EXERCISE REQUIREMENTS. Return all of the data exactly, with nothing left out but the pictures.

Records
########################################
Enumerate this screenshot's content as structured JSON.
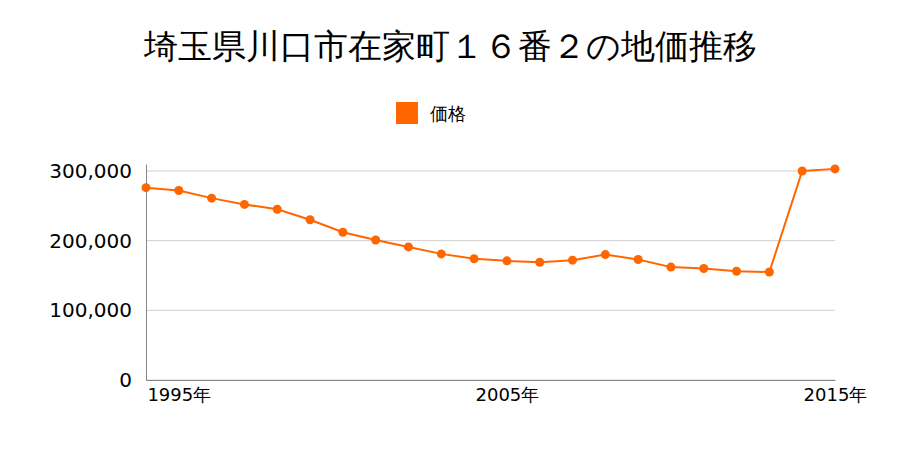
{
  "chart_data": {
    "type": "line",
    "title": "埼玉県川口市在家町１６番２の地価推移",
    "x": [
      1994,
      1995,
      1996,
      1997,
      1998,
      1999,
      2000,
      2001,
      2002,
      2003,
      2004,
      2005,
      2006,
      2007,
      2008,
      2009,
      2010,
      2011,
      2012,
      2013,
      2014,
      2015
    ],
    "series": [
      {
        "name": "価格",
        "color": "#ff6600",
        "marker": "circle",
        "values": [
          276000,
          272000,
          261000,
          252000,
          245000,
          230000,
          212000,
          201000,
          191000,
          181000,
          174000,
          171000,
          169000,
          172000,
          180000,
          173000,
          162000,
          160000,
          156000,
          155000,
          300000,
          303000
        ]
      }
    ],
    "xlim": [
      1994,
      2015
    ],
    "xticks": [
      {
        "value": 1995,
        "label": "1995年"
      },
      {
        "value": 2005,
        "label": "2005年"
      },
      {
        "value": 2015,
        "label": "2015年"
      }
    ],
    "ylim": [
      0,
      310000
    ],
    "yticks": [
      0,
      {
        "value": 100000,
        "label": "100,000"
      },
      {
        "value": 200000,
        "label": "200,000"
      },
      {
        "value": 300000,
        "label": "300,000"
      }
    ],
    "grid": true,
    "legend": "top"
  }
}
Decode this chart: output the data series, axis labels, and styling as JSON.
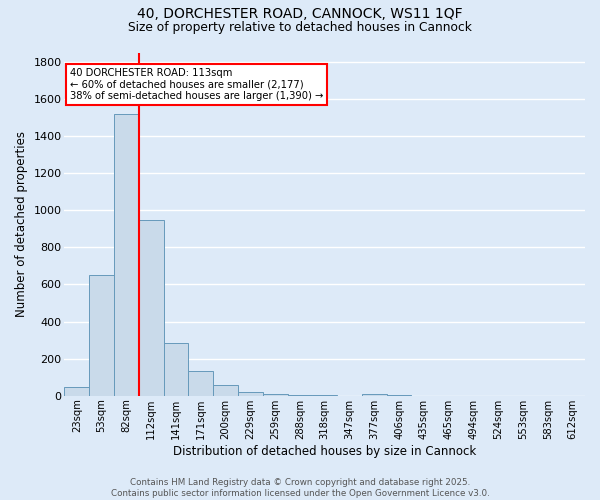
{
  "title_line1": "40, DORCHESTER ROAD, CANNOCK, WS11 1QF",
  "title_line2": "Size of property relative to detached houses in Cannock",
  "xlabel": "Distribution of detached houses by size in Cannock",
  "ylabel": "Number of detached properties",
  "bar_labels": [
    "23sqm",
    "53sqm",
    "82sqm",
    "112sqm",
    "141sqm",
    "171sqm",
    "200sqm",
    "229sqm",
    "259sqm",
    "288sqm",
    "318sqm",
    "347sqm",
    "377sqm",
    "406sqm",
    "435sqm",
    "465sqm",
    "494sqm",
    "524sqm",
    "553sqm",
    "583sqm",
    "612sqm"
  ],
  "bar_values": [
    45,
    650,
    1520,
    950,
    285,
    135,
    60,
    20,
    8,
    4,
    2,
    1,
    12,
    2,
    0,
    0,
    0,
    0,
    0,
    0,
    0
  ],
  "bar_color": "#c9daea",
  "bar_edge_color": "#6699bb",
  "vline_color": "red",
  "annotation_text": "40 DORCHESTER ROAD: 113sqm\n← 60% of detached houses are smaller (2,177)\n38% of semi-detached houses are larger (1,390) →",
  "annotation_box_color": "white",
  "annotation_box_edge_color": "red",
  "ylim": [
    0,
    1850
  ],
  "yticks": [
    0,
    200,
    400,
    600,
    800,
    1000,
    1200,
    1400,
    1600,
    1800
  ],
  "background_color": "#ddeaf8",
  "grid_color": "white",
  "footer_line1": "Contains HM Land Registry data © Crown copyright and database right 2025.",
  "footer_line2": "Contains public sector information licensed under the Open Government Licence v3.0."
}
########################################
ANSWER FOR THIS EXERCISE.
Enumerate this screenshot's content as structured JSON.
{
  "chart_data": {
    "type": "line",
    "title": "埼玉県川口市在家町１６番２の地価推移",
    "x": [
      1994,
      1995,
      1996,
      1997,
      1998,
      1999,
      2000,
      2001,
      2002,
      2003,
      2004,
      2005,
      2006,
      2007,
      2008,
      2009,
      2010,
      2011,
      2012,
      2013,
      2014,
      2015
    ],
    "series": [
      {
        "name": "価格",
        "color": "#ff6600",
        "marker": "circle",
        "values": [
          276000,
          272000,
          261000,
          252000,
          245000,
          230000,
          212000,
          201000,
          191000,
          181000,
          174000,
          171000,
          169000,
          172000,
          180000,
          173000,
          162000,
          160000,
          156000,
          155000,
          300000,
          303000
        ]
      }
    ],
    "xlim": [
      1994,
      2015
    ],
    "xticks": [
      {
        "value": 1995,
        "label": "1995年"
      },
      {
        "value": 2005,
        "label": "2005年"
      },
      {
        "value": 2015,
        "label": "2015年"
      }
    ],
    "ylim": [
      0,
      310000
    ],
    "yticks": [
      0,
      {
        "value": 100000,
        "label": "100,000"
      },
      {
        "value": 200000,
        "label": "200,000"
      },
      {
        "value": 300000,
        "label": "300,000"
      }
    ],
    "grid": true,
    "legend": "top"
  }
}
Decode this chart: output the data series, axis labels, and styling as JSON.
{
  "title_line1": "40, DORCHESTER ROAD, CANNOCK, WS11 1QF",
  "title_line2": "Size of property relative to detached houses in Cannock",
  "xlabel": "Distribution of detached houses by size in Cannock",
  "ylabel": "Number of detached properties",
  "bar_labels": [
    "23sqm",
    "53sqm",
    "82sqm",
    "112sqm",
    "141sqm",
    "171sqm",
    "200sqm",
    "229sqm",
    "259sqm",
    "288sqm",
    "318sqm",
    "347sqm",
    "377sqm",
    "406sqm",
    "435sqm",
    "465sqm",
    "494sqm",
    "524sqm",
    "553sqm",
    "583sqm",
    "612sqm"
  ],
  "bar_values": [
    45,
    650,
    1520,
    950,
    285,
    135,
    60,
    20,
    8,
    4,
    2,
    1,
    12,
    2,
    0,
    0,
    0,
    0,
    0,
    0,
    0
  ],
  "bar_color": "#c9daea",
  "bar_edge_color": "#6699bb",
  "vline_color": "red",
  "annotation_text": "40 DORCHESTER ROAD: 113sqm\n← 60% of detached houses are smaller (2,177)\n38% of semi-detached houses are larger (1,390) →",
  "annotation_box_color": "white",
  "annotation_box_edge_color": "red",
  "ylim": [
    0,
    1850
  ],
  "yticks": [
    0,
    200,
    400,
    600,
    800,
    1000,
    1200,
    1400,
    1600,
    1800
  ],
  "background_color": "#ddeaf8",
  "grid_color": "white",
  "footer_line1": "Contains HM Land Registry data © Crown copyright and database right 2025.",
  "footer_line2": "Contains public sector information licensed under the Open Government Licence v3.0."
}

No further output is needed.